**Challenge**
For every line in the records that has the word "液压马达", make a copy.

* * * * * * *

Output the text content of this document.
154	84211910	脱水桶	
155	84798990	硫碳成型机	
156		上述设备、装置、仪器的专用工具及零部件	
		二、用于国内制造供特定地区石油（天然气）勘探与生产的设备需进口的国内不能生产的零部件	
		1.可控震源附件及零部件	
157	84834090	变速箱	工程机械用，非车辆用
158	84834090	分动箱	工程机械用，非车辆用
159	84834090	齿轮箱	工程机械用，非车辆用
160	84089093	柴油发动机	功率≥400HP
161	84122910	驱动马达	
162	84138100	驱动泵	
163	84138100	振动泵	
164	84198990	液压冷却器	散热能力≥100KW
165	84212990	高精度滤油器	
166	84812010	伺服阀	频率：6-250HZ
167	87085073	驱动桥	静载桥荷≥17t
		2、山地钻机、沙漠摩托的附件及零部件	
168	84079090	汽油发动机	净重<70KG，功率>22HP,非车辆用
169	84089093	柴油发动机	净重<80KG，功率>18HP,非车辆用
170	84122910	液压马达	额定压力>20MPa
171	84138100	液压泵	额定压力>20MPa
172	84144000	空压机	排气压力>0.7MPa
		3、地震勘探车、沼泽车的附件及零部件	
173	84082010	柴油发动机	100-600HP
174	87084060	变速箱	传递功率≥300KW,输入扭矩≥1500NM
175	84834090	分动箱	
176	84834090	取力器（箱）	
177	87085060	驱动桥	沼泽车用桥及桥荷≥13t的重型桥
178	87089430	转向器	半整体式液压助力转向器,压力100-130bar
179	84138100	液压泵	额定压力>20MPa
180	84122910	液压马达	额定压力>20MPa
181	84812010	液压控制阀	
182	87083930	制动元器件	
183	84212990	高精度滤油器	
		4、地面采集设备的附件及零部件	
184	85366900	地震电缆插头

* * * * * * *

**Expected answer**
170	84122910	液压马达	额定压力>20MPa
180	84122910	液压马达	额定压力>20MPa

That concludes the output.